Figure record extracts
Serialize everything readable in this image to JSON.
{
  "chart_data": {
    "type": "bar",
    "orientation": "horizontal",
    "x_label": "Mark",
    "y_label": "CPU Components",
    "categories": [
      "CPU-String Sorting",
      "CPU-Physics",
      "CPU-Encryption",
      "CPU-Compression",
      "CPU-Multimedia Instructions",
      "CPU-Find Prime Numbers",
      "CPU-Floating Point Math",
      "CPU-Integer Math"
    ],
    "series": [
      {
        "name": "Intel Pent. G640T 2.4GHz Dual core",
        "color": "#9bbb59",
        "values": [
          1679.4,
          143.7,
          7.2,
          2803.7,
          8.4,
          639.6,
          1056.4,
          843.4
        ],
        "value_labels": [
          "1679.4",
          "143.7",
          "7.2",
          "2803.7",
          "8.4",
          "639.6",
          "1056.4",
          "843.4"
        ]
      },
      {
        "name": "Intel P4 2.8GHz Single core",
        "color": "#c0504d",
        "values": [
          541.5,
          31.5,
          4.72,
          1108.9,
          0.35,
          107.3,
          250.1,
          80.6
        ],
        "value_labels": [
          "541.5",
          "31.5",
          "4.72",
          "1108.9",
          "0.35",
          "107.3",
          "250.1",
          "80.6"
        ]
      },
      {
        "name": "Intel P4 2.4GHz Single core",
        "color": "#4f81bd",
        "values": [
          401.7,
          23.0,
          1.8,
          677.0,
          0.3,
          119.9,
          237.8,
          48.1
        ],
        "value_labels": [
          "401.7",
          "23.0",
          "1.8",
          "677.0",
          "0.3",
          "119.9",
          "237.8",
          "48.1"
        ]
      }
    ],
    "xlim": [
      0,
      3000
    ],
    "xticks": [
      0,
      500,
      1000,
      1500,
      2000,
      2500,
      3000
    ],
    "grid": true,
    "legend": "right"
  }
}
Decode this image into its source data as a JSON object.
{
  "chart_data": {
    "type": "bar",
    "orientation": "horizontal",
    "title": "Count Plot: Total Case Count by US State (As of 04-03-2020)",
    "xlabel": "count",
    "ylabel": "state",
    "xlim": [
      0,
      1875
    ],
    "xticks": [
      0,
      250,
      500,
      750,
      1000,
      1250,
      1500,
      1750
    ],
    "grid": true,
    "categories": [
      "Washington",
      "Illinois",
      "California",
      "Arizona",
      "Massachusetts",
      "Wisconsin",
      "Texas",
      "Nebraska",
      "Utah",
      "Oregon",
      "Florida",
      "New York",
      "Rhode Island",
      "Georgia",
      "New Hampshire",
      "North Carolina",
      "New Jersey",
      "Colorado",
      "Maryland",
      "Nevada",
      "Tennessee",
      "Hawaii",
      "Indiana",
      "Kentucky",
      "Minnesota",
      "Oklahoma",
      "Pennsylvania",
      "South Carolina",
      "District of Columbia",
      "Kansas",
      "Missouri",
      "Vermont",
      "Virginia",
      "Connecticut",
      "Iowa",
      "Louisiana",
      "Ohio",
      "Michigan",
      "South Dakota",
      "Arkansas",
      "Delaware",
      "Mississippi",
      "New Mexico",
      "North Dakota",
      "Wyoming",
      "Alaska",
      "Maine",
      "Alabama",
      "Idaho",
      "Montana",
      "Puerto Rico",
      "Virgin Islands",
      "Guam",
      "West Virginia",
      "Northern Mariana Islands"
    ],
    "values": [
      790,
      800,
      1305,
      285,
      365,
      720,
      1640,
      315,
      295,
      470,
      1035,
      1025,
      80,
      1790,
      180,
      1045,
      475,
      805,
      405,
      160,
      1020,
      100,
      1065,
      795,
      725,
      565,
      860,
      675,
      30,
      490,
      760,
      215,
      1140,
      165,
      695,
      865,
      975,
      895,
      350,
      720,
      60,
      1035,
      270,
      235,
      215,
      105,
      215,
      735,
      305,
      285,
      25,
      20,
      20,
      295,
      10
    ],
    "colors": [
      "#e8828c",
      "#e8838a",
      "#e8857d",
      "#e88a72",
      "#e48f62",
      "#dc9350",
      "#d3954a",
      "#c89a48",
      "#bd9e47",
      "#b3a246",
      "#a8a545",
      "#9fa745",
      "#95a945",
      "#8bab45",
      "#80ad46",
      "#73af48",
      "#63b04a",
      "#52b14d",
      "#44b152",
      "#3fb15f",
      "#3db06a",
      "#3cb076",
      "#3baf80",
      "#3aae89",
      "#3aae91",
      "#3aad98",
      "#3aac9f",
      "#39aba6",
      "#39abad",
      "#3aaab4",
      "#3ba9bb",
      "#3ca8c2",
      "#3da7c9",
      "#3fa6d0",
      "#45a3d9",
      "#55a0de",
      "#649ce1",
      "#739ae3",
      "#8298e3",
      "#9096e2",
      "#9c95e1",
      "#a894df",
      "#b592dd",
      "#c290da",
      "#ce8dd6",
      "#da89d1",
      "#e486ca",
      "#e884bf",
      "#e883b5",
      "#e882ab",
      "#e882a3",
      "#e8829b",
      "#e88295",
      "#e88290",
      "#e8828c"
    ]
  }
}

▸ To be done
All of the entries above must be quoted exactly.

▸ Response to this exercise
Serialize everything readable in this image to JSON.
{
  "chart_data": {
    "type": "bar",
    "orientation": "horizontal",
    "x_label": "Mark",
    "y_label": "CPU Components",
    "categories": [
      "CPU-String Sorting",
      "CPU-Physics",
      "CPU-Encryption",
      "CPU-Compression",
      "CPU-Multimedia Instructions",
      "CPU-Find Prime Numbers",
      "CPU-Floating Point Math",
      "CPU-Integer Math"
    ],
    "series": [
      {
        "name": "Intel Pent. G640T 2.4GHz Dual core",
        "color": "#9bbb59",
        "values": [
          1679.4,
          143.7,
          7.2,
          2803.7,
          8.4,
          639.6,
          1056.4,
          843.4
        ],
        "value_labels": [
          "1679.4",
          "143.7",
          "7.2",
          "2803.7",
          "8.4",
          "639.6",
          "1056.4",
          "843.4"
        ]
      },
      {
        "name": "Intel P4 2.8GHz Single core",
        "color": "#c0504d",
        "values": [
          541.5,
          31.5,
          4.72,
          1108.9,
          0.35,
          107.3,
          250.1,
          80.6
        ],
        "value_labels": [
          "541.5",
          "31.5",
          "4.72",
          "1108.9",
          "0.35",
          "107.3",
          "250.1",
          "80.6"
        ]
      },
      {
        "name": "Intel P4 2.4GHz Single core",
        "color": "#4f81bd",
        "values": [
          401.7,
          23.0,
          1.8,
          677.0,
          0.3,
          119.9,
          237.8,
          48.1
        ],
        "value_labels": [
          "401.7",
          "23.0",
          "1.8",
          "677.0",
          "0.3",
          "119.9",
          "237.8",
          "48.1"
        ]
      }
    ],
    "xlim": [
      0,
      3000
    ],
    "xticks": [
      0,
      500,
      1000,
      1500,
      2000,
      2500,
      3000
    ],
    "grid": true,
    "legend": "right"
  }
}
Decode this image into its source data as a JSON object.
{
  "chart_data": {
    "type": "bar",
    "orientation": "horizontal",
    "title": "Count Plot: Total Case Count by US State (As of 04-03-2020)",
    "xlabel": "count",
    "ylabel": "state",
    "xlim": [
      0,
      1875
    ],
    "xticks": [
      0,
      250,
      500,
      750,
      1000,
      1250,
      1500,
      1750
    ],
    "grid": true,
    "categories": [
      "Washington",
      "Illinois",
      "California",
      "Arizona",
      "Massachusetts",
      "Wisconsin",
      "Texas",
      "Nebraska",
      "Utah",
      "Oregon",
      "Florida",
      "New York",
      "Rhode Island",
      "Georgia",
      "New Hampshire",
      "North Carolina",
      "New Jersey",
      "Colorado",
      "Maryland",
      "Nevada",
      "Tennessee",
      "Hawaii",
      "Indiana",
      "Kentucky",
      "Minnesota",
      "Oklahoma",
      "Pennsylvania",
      "South Carolina",
      "District of Columbia",
      "Kansas",
      "Missouri",
      "Vermont",
      "Virginia",
      "Connecticut",
      "Iowa",
      "Louisiana",
      "Ohio",
      "Michigan",
      "South Dakota",
      "Arkansas",
      "Delaware",
      "Mississippi",
      "New Mexico",
      "North Dakota",
      "Wyoming",
      "Alaska",
      "Maine",
      "Alabama",
      "Idaho",
      "Montana",
      "Puerto Rico",
      "Virgin Islands",
      "Guam",
      "West Virginia",
      "Northern Mariana Islands"
    ],
    "values": [
      790,
      800,
      1305,
      285,
      365,
      720,
      1640,
      315,
      295,
      470,
      1035,
      1025,
      80,
      1790,
      180,
      1045,
      475,
      805,
      405,
      160,
      1020,
      100,
      1065,
      795,
      725,
      565,
      860,
      675,
      30,
      490,
      760,
      215,
      1140,
      165,
      695,
      865,
      975,
      895,
      350,
      720,
      60,
      1035,
      270,
      235,
      215,
      105,
      215,
      735,
      305,
      285,
      25,
      20,
      20,
      295,
      10
    ],
    "colors": [
      "#e8828c",
      "#e8838a",
      "#e8857d",
      "#e88a72",
      "#e48f62",
      "#dc9350",
      "#d3954a",
      "#c89a48",
      "#bd9e47",
      "#b3a246",
      "#a8a545",
      "#9fa745",
      "#95a945",
      "#8bab45",
      "#80ad46",
      "#73af48",
      "#63b04a",
      "#52b14d",
      "#44b152",
      "#3fb15f",
      "#3db06a",
      "#3cb076",
      "#3baf80",
      "#3aae89",
      "#3aae91",
      "#3aad98",
      "#3aac9f",
      "#39aba6",
      "#39abad",
      "#3aaab4",
      "#3ba9bb",
      "#3ca8c2",
      "#3da7c9",
      "#3fa6d0",
      "#45a3d9",
      "#55a0de",
      "#649ce1",
      "#739ae3",
      "#8298e3",
      "#9096e2",
      "#9c95e1",
      "#a894df",
      "#b592dd",
      "#c290da",
      "#ce8dd6",
      "#da89d1",
      "#e486ca",
      "#e884bf",
      "#e883b5",
      "#e882ab",
      "#e882a3",
      "#e8829b",
      "#e88295",
      "#e88290",
      "#e8828c"
    ]
  }
}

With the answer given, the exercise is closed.